━━━━━ PAGE ━━━━━

Festivus Insider’s Guide: David Wants to Fly
Written by Hugo Dracula // January 14, 2011 // Cinematical // No comments
By guest writer Richard Karpala from the Aurora Sentinel
Fans of David Lynch have always wondered where his strange, unique ideas come from. It’s not enough
to call Lynch’ s films scary, haunting, or dream-like. “Mulholland Drive”, “Blue Velvet”, and “Twin
Peaks” are great examples of all those things–but they are something else, too. They are “Lynchian”. His
worlds are pleasant and idyllic on the surface, with much darker, more sinister secrets lurking below.
Documentary filmmaker David Sieveking steps into Lynch’s world with “David Wants To Fly”, playing
this weekend at Festivus Film Festival.
He begins his documentary much like a character in one of Lynch’s films, innocently curious, until the
truth is less appetizing than he expected. As a recently graduated film student, German-born Sieveking
wants to know where Lynch gets his creativity and how he can tap into it.
Sieveking sets out to meet Lynch. He travels to America for a seminar on creativity. Its website declares, “Your Brain Needs This”. Lynch is one of its guest lecturers. Sieveking leaves his girlfriend behind, and his home of Germany, for the rural Midwestern landscapes of Fairfield, Iowa. It’ s an idyllic town…like in one of Lynch’ s movies, harboring something dark.

━━━━━

#### [THE TASKS]
a: Return the passage of the review, starting with "He begins his" and going on through "harboring something dark.".
b: Resume the review of the documentary "David Wants To Fly" from its last sentence.
The rows come from a separate source.

━━━━━ GIVEN INFORMATION ━━━━━

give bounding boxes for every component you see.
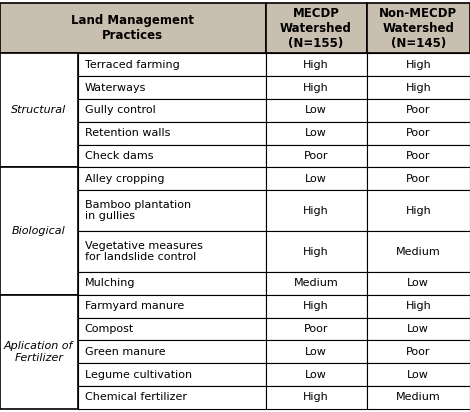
FancyBboxPatch shape <box>266 190 367 231</box>
Text: Low: Low <box>305 370 327 379</box>
Text: Vegetative measures
for landslide control: Vegetative measures for landslide contro… <box>85 241 203 262</box>
Text: High: High <box>406 206 431 215</box>
FancyBboxPatch shape <box>78 122 266 145</box>
Text: Medium: Medium <box>396 246 441 257</box>
FancyBboxPatch shape <box>78 386 266 409</box>
FancyBboxPatch shape <box>367 295 470 318</box>
Text: Gully control: Gully control <box>85 105 156 115</box>
FancyBboxPatch shape <box>266 167 367 190</box>
FancyBboxPatch shape <box>78 340 266 363</box>
FancyBboxPatch shape <box>266 76 367 99</box>
Text: High: High <box>406 82 431 93</box>
Text: Poor: Poor <box>406 151 431 161</box>
FancyBboxPatch shape <box>367 99 470 122</box>
FancyBboxPatch shape <box>78 231 266 272</box>
Text: High: High <box>406 60 431 70</box>
FancyBboxPatch shape <box>367 318 470 340</box>
Text: Poor: Poor <box>406 105 431 115</box>
FancyBboxPatch shape <box>367 167 470 190</box>
FancyBboxPatch shape <box>78 295 266 318</box>
Text: Poor: Poor <box>406 347 431 357</box>
Text: Waterways: Waterways <box>85 82 146 93</box>
Text: Check dams: Check dams <box>85 151 153 161</box>
FancyBboxPatch shape <box>266 318 367 340</box>
FancyBboxPatch shape <box>78 145 266 167</box>
Text: Retention walls: Retention walls <box>85 128 170 138</box>
Text: High: High <box>303 206 329 215</box>
Text: Structural: Structural <box>11 105 66 115</box>
Text: Terraced farming: Terraced farming <box>85 60 180 70</box>
Text: Alley cropping: Alley cropping <box>85 174 164 184</box>
Text: High: High <box>303 301 329 311</box>
Text: Chemical fertilizer: Chemical fertilizer <box>85 392 187 402</box>
FancyBboxPatch shape <box>266 272 367 295</box>
Text: High: High <box>303 392 329 402</box>
FancyBboxPatch shape <box>78 272 266 295</box>
FancyBboxPatch shape <box>367 272 470 295</box>
FancyBboxPatch shape <box>367 3 470 54</box>
Text: Non-MECDP
Watershed
(N=145): Non-MECDP Watershed (N=145) <box>379 7 457 50</box>
Text: Low: Low <box>305 128 327 138</box>
FancyBboxPatch shape <box>78 99 266 122</box>
FancyBboxPatch shape <box>367 386 470 409</box>
Text: High: High <box>303 246 329 257</box>
FancyBboxPatch shape <box>78 363 266 386</box>
FancyBboxPatch shape <box>266 122 367 145</box>
Text: Low: Low <box>305 105 327 115</box>
Text: Land Management
Practices: Land Management Practices <box>71 14 194 42</box>
Text: Low: Low <box>407 324 429 334</box>
FancyBboxPatch shape <box>367 122 470 145</box>
Text: Low: Low <box>305 347 327 357</box>
Text: Low: Low <box>305 174 327 184</box>
Text: Poor: Poor <box>304 324 329 334</box>
FancyBboxPatch shape <box>78 190 266 231</box>
Text: Farmyard manure: Farmyard manure <box>85 301 184 311</box>
Text: High: High <box>303 60 329 70</box>
FancyBboxPatch shape <box>266 145 367 167</box>
Text: Low: Low <box>407 370 429 379</box>
FancyBboxPatch shape <box>367 190 470 231</box>
FancyBboxPatch shape <box>367 231 470 272</box>
FancyBboxPatch shape <box>266 340 367 363</box>
Text: Poor: Poor <box>304 151 329 161</box>
Text: Medium: Medium <box>396 392 441 402</box>
Text: Aplication of
Fertilizer: Aplication of Fertilizer <box>4 341 73 363</box>
FancyBboxPatch shape <box>78 167 266 190</box>
FancyBboxPatch shape <box>367 363 470 386</box>
FancyBboxPatch shape <box>266 231 367 272</box>
FancyBboxPatch shape <box>0 54 78 167</box>
FancyBboxPatch shape <box>0 167 78 295</box>
FancyBboxPatch shape <box>266 3 367 54</box>
FancyBboxPatch shape <box>266 363 367 386</box>
Text: Bamboo plantation
in gullies: Bamboo plantation in gullies <box>85 200 191 221</box>
FancyBboxPatch shape <box>0 295 78 409</box>
Text: Legume cultivation: Legume cultivation <box>85 370 192 379</box>
Text: Biological: Biological <box>12 226 66 236</box>
Text: Mulching: Mulching <box>85 279 135 288</box>
FancyBboxPatch shape <box>266 295 367 318</box>
Text: Compost: Compost <box>85 324 134 334</box>
FancyBboxPatch shape <box>367 54 470 76</box>
Text: MECDP
Watershed
(N=155): MECDP Watershed (N=155) <box>280 7 352 50</box>
FancyBboxPatch shape <box>0 3 266 54</box>
Text: Low: Low <box>407 279 429 288</box>
FancyBboxPatch shape <box>367 76 470 99</box>
Text: Medium: Medium <box>294 279 338 288</box>
FancyBboxPatch shape <box>78 54 266 76</box>
Text: Poor: Poor <box>406 128 431 138</box>
FancyBboxPatch shape <box>78 76 266 99</box>
Text: High: High <box>406 301 431 311</box>
Text: High: High <box>303 82 329 93</box>
Text: Poor: Poor <box>406 174 431 184</box>
FancyBboxPatch shape <box>78 318 266 340</box>
Text: Green manure: Green manure <box>85 347 165 357</box>
FancyBboxPatch shape <box>266 54 367 76</box>
FancyBboxPatch shape <box>266 386 367 409</box>
FancyBboxPatch shape <box>266 99 367 122</box>
FancyBboxPatch shape <box>367 145 470 167</box>
FancyBboxPatch shape <box>367 340 470 363</box>
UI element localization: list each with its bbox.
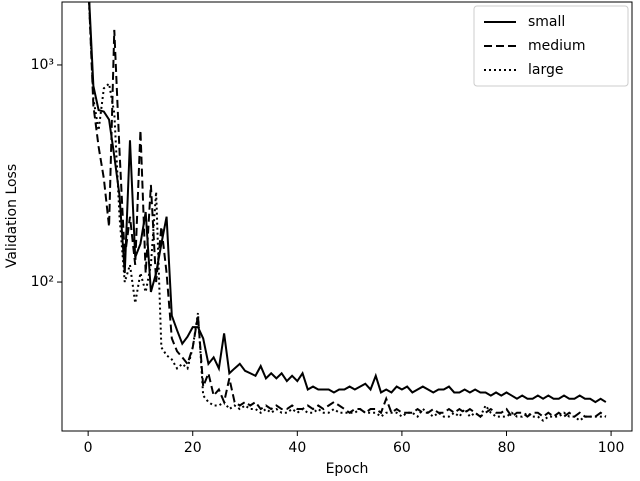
- series-line: [88, 2, 607, 404]
- plot-area: [88, 2, 607, 422]
- y-tick-label: 10³: [31, 57, 54, 73]
- x-tick-label: 60: [393, 440, 411, 456]
- legend-label: medium: [528, 38, 586, 54]
- axes-frame: [61, 1, 633, 432]
- x-tick-label: 100: [598, 440, 625, 456]
- legend-label: large: [528, 62, 563, 78]
- x-tick-label: 20: [184, 440, 202, 456]
- legend-label: small: [528, 14, 565, 30]
- series-line: [88, 2, 607, 419]
- x-tick-label: 40: [288, 440, 306, 456]
- x-tick-label: 80: [498, 440, 516, 456]
- x-tick-label: 0: [84, 440, 93, 456]
- series-line: [88, 2, 606, 422]
- y-axis-label: Validation Loss: [4, 164, 20, 268]
- legend-box: [473, 5, 629, 87]
- x-axis-label: Epoch: [326, 461, 369, 477]
- y-tick-label: 10²: [31, 274, 54, 290]
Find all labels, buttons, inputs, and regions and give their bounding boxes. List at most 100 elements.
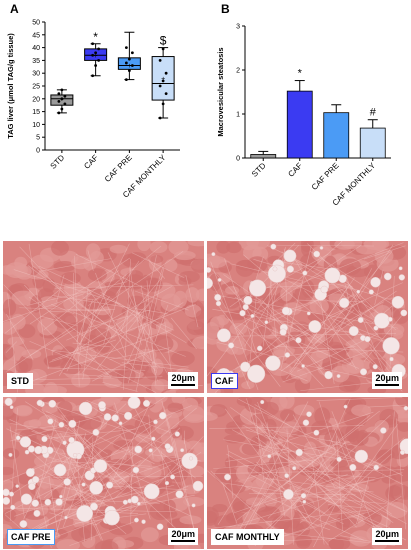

━━━━━

#### [SET OF ANSWERS]
a:
He begins his documentary much like a character in one of Lynch’s films, innocently curious, until the
truth is less appetizing than he expected. As a recently graduated film student, German-born Sieveking
wants to know where Lynch gets his creativity and how he can tap into it.
Sieveking sets out to meet Lynch. He travels to America for a seminar on creativity. Its website declares, “Your Brain Needs This”. Lynch is one of its guest lecturers. Sieveking leaves his girlfriend behind, and his home of Germany, for the rural Midwestern landscapes of Fairfield, Iowa. It’ s an idyllic town…like in one of Lynch’ s movies, harboring something dark.

b:
The seminar is held at Maharishi University. Lynch gives a speech about Transcendental Meditation (TM), and how it’s “money in the bank” for artists and creative minded people. He speaks to a rapt, engaged crowd that’s probably more interested in hearing the filmmaker, rather than the TM spokesperson. As he talks he wiggles his fingers in the air as if they’re his antennae, a quirk that could be described as…well, Lynchian.
In order to understand what TM is, and how it works, Sieveking isn’t satisfied with the cursory introduction. He dives deeper.
After interviewing Lynch in person, and learning about TM’s founder Maharishi Mahesh Yogi, Sieveking
decides to try it. He purchases his own mantra (yes, you have to buy your way into enlightenment—and it isn’t cheap), which he can chant silently to himself twice a day, for the rest of his life.
At first he is cynical about it. He asks what he’ s gotten himself into. But then it seems to work. Sieveking feels like his quality of life is improving.
When the Maharishi dies, Sieveking visits India. He reunites with Lynch again, who seems out of place in his ceremonial attire. They’re here to witness his public cremation, and later bathe in his ashes. The trip to India gives us a new perspective on TM: the community is loyal, fervent, but also intimidating.
Sieveking is granted permission to interview some high officials in the TM hierarchy. He discovers that the more of it he explores, the less of it he likes.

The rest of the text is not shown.